• [Exercise directions]: Return all of the data exactly as given.

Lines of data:

--- BEGIN ---

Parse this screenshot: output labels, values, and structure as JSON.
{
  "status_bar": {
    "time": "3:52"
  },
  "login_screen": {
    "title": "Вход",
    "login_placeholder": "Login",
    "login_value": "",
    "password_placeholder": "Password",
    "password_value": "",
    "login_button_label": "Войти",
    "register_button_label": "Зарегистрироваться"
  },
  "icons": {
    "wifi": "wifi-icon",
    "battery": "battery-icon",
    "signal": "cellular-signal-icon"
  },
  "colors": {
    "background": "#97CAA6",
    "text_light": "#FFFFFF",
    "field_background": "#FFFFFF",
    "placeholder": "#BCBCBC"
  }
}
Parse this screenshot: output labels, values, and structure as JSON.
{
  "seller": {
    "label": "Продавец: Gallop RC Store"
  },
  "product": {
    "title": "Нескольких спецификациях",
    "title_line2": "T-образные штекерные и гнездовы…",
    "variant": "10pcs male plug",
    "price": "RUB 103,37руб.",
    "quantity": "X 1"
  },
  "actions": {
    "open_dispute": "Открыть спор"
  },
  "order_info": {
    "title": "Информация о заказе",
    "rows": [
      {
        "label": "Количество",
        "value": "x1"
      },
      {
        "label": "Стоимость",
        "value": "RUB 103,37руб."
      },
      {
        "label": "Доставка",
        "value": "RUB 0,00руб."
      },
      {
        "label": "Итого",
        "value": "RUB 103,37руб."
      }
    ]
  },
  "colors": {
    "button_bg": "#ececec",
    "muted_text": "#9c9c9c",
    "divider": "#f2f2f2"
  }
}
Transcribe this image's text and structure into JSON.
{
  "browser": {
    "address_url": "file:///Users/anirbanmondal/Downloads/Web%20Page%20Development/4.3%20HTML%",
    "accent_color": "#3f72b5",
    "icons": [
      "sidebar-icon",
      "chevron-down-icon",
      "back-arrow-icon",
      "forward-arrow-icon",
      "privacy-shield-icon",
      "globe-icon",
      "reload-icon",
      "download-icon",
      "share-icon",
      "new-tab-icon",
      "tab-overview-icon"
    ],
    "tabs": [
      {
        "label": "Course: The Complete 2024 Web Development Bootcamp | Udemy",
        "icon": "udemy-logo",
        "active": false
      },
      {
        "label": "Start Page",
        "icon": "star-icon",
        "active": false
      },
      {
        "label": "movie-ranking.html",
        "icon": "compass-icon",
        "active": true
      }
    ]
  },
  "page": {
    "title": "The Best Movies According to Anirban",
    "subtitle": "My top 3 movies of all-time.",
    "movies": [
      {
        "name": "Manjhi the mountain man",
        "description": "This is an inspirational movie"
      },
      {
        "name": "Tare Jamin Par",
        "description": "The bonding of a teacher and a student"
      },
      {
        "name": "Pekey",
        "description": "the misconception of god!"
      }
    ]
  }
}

--- END ---

• [Exercise solution]:
Parse this screenshot: output labels, values, and structure as JSON.
{
  "status_bar": {
    "time": "3:52"
  },
  "login_screen": {
    "title": "Вход",
    "login_placeholder": "Login",
    "login_value": "",
    "password_placeholder": "Password",
    "password_value": "",
    "login_button_label": "Войти",
    "register_button_label": "Зарегистрироваться"
  },
  "icons": {
    "wifi": "wifi-icon",
    "battery": "battery-icon",
    "signal": "cellular-signal-icon"
  },
  "colors": {
    "background": "#97CAA6",
    "text_light": "#FFFFFF",
    "field_background": "#FFFFFF",
    "placeholder": "#BCBCBC"
  }
}
Parse this screenshot: output labels, values, and structure as JSON.
{
  "seller": {
    "label": "Продавец: Gallop RC Store"
  },
  "product": {
    "title": "Нескольких спецификациях",
    "title_line2": "T-образные штекерные и гнездовы…",
    "variant": "10pcs male plug",
    "price": "RUB 103,37руб.",
    "quantity": "X 1"
  },
  "actions": {
    "open_dispute": "Открыть спор"
  },
  "order_info": {
    "title": "Информация о заказе",
    "rows": [
      {
        "label": "Количество",
        "value": "x1"
      },
      {
        "label": "Стоимость",
        "value": "RUB 103,37руб."
      },
      {
        "label": "Доставка",
        "value": "RUB 0,00руб."
      },
      {
        "label": "Итого",
        "value": "RUB 103,37руб."
      }
    ]
  },
  "colors": {
    "button_bg": "#ececec",
    "muted_text": "#9c9c9c",
    "divider": "#f2f2f2"
  }
}
Transcribe this image's text and structure into JSON.
{
  "browser": {
    "address_url": "file:///Users/anirbanmondal/Downloads/Web%20Page%20Development/4.3%20HTML%",
    "accent_color": "#3f72b5",
    "icons": [
      "sidebar-icon",
      "chevron-down-icon",
      "back-arrow-icon",
      "forward-arrow-icon",
      "privacy-shield-icon",
      "globe-icon",
      "reload-icon",
      "download-icon",
      "share-icon",
      "new-tab-icon",
      "tab-overview-icon"
    ],
    "tabs": [
      {
        "label": "Course: The Complete 2024 Web Development Bootcamp | Udemy",
        "icon": "udemy-logo",
        "active": false
      },
      {
        "label": "Start Page",
        "icon": "star-icon",
        "active": false
      },
      {
        "label": "movie-ranking.html",
        "icon": "compass-icon",
        "active": true
      }
    ]
  },
  "page": {
    "title": "The Best Movies According to Anirban",
    "subtitle": "My top 3 movies of all-time.",
    "movies": [
      {
        "name": "Manjhi the mountain man",
        "description": "This is an inspirational movie"
      },
      {
        "name": "Tare Jamin Par",
        "description": "The bonding of a teacher and a student"
      },
      {
        "name": "Pekey",
        "description": "the misconception of god!"
      }
    ]
  }
}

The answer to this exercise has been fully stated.